• [WORK INSTRUCTIONS]
Of all the lines in these entries, how many contain the string "Vrednost"? Give only that count.

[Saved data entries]
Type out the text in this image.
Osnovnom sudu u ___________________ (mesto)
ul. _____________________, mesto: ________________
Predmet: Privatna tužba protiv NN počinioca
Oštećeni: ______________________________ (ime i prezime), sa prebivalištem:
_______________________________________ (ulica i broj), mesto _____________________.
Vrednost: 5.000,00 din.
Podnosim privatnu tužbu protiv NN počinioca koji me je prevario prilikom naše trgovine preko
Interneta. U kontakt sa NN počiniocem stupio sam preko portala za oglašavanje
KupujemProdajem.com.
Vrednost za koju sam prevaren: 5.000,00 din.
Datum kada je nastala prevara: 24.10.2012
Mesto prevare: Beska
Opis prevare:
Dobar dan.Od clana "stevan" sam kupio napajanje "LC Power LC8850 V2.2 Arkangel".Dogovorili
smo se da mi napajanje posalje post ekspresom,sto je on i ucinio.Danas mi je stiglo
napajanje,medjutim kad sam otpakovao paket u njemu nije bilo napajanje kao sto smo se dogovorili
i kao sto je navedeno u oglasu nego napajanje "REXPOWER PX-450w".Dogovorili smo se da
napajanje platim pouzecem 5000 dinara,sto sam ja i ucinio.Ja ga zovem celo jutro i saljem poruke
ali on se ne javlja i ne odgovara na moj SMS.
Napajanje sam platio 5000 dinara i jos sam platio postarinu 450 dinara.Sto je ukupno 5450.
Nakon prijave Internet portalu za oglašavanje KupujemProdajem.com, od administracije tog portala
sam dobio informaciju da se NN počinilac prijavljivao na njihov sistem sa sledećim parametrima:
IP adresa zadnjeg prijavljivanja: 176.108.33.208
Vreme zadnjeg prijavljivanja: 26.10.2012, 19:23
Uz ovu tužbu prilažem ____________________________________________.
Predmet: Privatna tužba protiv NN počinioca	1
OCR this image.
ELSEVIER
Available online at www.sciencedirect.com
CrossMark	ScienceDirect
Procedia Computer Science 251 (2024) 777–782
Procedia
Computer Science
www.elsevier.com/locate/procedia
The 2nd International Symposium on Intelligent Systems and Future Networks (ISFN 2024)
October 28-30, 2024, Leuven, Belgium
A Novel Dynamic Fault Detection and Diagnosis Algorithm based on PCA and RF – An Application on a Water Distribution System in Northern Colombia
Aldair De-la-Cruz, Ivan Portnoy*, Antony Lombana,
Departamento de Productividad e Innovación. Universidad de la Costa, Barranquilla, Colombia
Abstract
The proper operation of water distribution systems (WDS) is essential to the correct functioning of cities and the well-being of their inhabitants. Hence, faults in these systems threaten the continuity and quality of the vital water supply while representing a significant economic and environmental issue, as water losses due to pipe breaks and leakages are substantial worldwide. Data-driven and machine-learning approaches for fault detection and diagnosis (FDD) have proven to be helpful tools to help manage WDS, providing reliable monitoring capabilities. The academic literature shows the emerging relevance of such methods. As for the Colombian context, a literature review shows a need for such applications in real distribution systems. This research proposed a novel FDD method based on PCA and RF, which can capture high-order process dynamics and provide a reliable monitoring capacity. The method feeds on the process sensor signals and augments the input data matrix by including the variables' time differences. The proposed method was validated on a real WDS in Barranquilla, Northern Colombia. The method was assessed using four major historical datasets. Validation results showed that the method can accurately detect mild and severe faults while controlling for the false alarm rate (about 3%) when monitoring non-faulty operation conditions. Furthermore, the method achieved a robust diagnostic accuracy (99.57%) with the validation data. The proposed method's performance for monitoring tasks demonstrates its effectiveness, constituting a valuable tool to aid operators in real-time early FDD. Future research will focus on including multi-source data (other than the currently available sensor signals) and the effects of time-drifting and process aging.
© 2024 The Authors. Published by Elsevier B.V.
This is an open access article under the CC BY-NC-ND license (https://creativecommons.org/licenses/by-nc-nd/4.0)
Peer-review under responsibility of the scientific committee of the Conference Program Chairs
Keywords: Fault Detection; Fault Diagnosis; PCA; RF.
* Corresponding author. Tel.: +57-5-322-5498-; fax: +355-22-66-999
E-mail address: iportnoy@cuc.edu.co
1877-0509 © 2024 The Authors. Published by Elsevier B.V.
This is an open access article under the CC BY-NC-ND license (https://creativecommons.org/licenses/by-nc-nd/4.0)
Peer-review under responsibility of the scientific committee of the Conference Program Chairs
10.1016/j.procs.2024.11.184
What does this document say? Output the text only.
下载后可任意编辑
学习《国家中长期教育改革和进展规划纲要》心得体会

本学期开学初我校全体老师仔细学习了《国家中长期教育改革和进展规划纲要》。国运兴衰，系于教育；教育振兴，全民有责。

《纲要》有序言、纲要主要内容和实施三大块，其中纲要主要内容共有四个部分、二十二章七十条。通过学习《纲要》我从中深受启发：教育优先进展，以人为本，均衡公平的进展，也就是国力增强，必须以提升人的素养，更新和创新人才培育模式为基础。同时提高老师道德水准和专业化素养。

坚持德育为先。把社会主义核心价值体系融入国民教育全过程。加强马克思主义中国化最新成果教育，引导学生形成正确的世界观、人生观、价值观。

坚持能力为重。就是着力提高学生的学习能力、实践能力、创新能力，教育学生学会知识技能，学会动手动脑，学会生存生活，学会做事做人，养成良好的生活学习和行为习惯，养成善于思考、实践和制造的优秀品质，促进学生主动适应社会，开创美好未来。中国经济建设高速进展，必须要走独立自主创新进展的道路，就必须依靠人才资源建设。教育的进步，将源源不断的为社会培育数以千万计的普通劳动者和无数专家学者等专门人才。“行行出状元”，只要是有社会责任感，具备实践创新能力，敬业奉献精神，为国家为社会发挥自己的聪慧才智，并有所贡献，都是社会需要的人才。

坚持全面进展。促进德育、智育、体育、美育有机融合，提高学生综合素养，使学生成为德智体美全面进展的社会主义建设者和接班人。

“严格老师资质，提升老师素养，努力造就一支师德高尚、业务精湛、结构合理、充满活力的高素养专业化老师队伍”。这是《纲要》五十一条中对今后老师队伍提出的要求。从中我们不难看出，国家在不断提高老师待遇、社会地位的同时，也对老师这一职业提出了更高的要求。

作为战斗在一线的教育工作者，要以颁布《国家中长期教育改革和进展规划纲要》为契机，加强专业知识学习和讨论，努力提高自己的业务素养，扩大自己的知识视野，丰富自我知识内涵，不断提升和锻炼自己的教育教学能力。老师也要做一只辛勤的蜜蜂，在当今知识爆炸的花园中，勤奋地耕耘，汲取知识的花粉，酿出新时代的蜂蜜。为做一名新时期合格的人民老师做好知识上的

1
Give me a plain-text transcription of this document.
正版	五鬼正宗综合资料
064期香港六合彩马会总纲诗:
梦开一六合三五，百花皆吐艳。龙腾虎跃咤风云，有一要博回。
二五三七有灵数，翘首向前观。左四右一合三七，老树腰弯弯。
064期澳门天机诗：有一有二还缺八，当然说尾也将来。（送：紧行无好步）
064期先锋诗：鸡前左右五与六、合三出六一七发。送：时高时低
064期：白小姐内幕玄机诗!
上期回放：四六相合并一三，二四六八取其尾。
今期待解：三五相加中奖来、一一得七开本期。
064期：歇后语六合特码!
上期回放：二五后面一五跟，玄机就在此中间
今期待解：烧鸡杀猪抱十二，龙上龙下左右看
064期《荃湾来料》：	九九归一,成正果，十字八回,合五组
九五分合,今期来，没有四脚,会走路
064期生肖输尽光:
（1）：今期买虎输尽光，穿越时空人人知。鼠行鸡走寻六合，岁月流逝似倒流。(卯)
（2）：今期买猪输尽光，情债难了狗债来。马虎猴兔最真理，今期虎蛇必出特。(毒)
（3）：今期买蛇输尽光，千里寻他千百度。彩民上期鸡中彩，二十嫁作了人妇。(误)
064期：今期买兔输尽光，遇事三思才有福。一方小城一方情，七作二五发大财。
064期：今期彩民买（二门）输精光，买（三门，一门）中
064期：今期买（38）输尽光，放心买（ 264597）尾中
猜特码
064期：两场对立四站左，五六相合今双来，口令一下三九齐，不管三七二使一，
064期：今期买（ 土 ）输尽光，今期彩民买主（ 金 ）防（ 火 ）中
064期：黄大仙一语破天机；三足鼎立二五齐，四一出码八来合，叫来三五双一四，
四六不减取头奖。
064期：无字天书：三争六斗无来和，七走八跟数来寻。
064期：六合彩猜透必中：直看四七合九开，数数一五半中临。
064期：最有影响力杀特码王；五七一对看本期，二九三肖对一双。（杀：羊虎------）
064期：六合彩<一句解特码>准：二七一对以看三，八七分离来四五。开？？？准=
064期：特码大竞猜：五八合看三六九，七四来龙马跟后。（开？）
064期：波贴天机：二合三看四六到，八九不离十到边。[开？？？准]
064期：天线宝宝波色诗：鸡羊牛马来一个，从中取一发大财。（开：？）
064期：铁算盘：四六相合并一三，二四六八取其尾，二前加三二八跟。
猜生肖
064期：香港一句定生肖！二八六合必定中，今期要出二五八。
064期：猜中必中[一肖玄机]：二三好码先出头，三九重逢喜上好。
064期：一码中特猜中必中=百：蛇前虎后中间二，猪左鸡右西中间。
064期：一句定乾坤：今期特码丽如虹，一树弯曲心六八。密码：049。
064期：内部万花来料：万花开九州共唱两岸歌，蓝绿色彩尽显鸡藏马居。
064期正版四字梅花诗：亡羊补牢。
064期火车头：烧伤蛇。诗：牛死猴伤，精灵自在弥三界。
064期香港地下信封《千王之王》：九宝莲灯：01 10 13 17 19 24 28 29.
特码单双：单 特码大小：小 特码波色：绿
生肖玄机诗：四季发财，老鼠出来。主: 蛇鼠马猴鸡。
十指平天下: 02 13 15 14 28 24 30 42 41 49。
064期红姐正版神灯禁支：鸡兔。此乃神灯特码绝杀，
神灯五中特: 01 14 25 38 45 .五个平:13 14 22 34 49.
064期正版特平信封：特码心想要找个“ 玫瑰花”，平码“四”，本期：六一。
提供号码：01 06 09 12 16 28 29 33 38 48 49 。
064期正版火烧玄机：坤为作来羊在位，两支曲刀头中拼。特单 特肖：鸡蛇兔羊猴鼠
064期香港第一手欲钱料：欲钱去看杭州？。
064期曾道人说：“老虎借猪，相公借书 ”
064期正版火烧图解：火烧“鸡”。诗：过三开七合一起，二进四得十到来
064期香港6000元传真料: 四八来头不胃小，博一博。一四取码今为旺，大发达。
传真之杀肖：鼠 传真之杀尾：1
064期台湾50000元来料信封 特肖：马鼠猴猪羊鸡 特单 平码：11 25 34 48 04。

• [THE ANSWER]
2